**EXCERPTED TEXT**:
★ ★ ★ ★ ★

Can't FREDs (or whatever they're calling them these days) help with the end-of-train location? Between those and the latest hotbox detection the train has passed, you can get a more-or-less accurate count of axles and a reasonable estimate +/- a few hundred feet of length.... Of course, that's the difference between a collision and a near-collision in some cases!

I'm certainly not advocating GPS or the like--I agree, it just wouldn't work for trains. Just thought this might be an answer to the train-length question.
 
Given that this Amtrak accident that we're thinking about happened near a yard, if I remember correctly, you'd need to make sure that trains pass a hotbox detector as soon as they got out of a yard, but installing hotbox detectors next to the entrances to yards may be possible. Then again, if they need significant space next to tracks, there may not be that space without investing a lot of money in reconfiguring the yard to make that space available.

If the FRED also had a GPS and radio, and you could reliably know which FRED is ultimately coupled to which locomotive, you could get train length data there (though it's still not a trivial problem if the track has curves, for which your GPS system needs a detailed track database) and I'm not sure if the total number of feet of slack in the couplers you get in a 100 car train is significant. But I'm not sure how you make sure that the FRED and the locomotive get matching ID numbers or whatever it is that they need more reliably than you get people figuring out that red over yellow means 15mph or 1/2 field of vision.

Also, isn't it the case that frieght trains sometimes operate with locomotives in the middle and/or back of the train? How do you make sure that the GPS based system never gets dangerously misconfigured when that happens?
 
Most engines these days already have GPS systems on them for tracking purposes. The beauty of the railway is that you can know the spots of every train with the electrical currents that run through the rails. With cab signaling accidents like the Chicago incident could have been prevented with a system like ATS or ACSES.
ATC not S or ACSES, is fine but the drawback is all locomotives leading in such a territory need to be equipped. in Area's like Chicago which is hub of American railroading it would require about 16 000 locomotives plus the tracks around chicago to be equipped.

with todays run trough power, fleets are no longer captive.

and with ATC/ACES you can't just equip passenger trains and let freight trains run unprotected, so its all or nothing, so who is gone pay for the $50 000 instal per locomotive of euipment plus labor and who would pay for the wayside equipment.??
I was suggesting to equip everything. While expensive the safety benefits would be huge. And I did mean ATS for Automatic Train Stop, I believe that's an old Santa Fe/BNSF system...
 
The GPS on your airplane does not by itself tell you where all the other airplanes are, and I'm not aware of any readily available technology that will show you where all the airplanes on the ground at an airport are on a display in your airplane.
And there's still plenty of airspace in the US where, no matter how fancy the equipment you have operating on the transponder frequency, you still need to look out the window to avoid VFR flights, even when you're flying IFR, unless you're in IMC. I'm not sure how a railroad signal that says to go 15 mph, or slower if you need to go slower to have adequate visibility, is much different.

★ ★ ★ ★ ★

**DATASET CONTENT**:
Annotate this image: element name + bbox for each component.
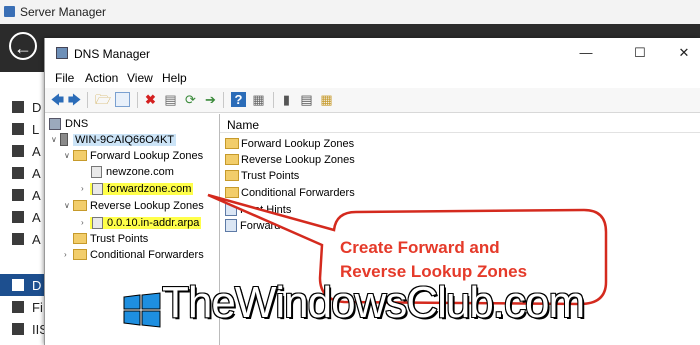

★ ★ ★ ★ ★

**WHAT YOU SHOULD DO**: From the railroad safety discussion, pull out the passage from "and with ATC/ACES" up to and including "the wayside equipment.??", copying it word for word.

**OUTPUT BELOW**:
and with ATC/ACES you can't just equip passenger trains and let freight trains run unprotected, so its all or nothing, so who is gone pay for the $50 000 instal per locomotive of euipment plus labor and who would pay for the wayside equipment.??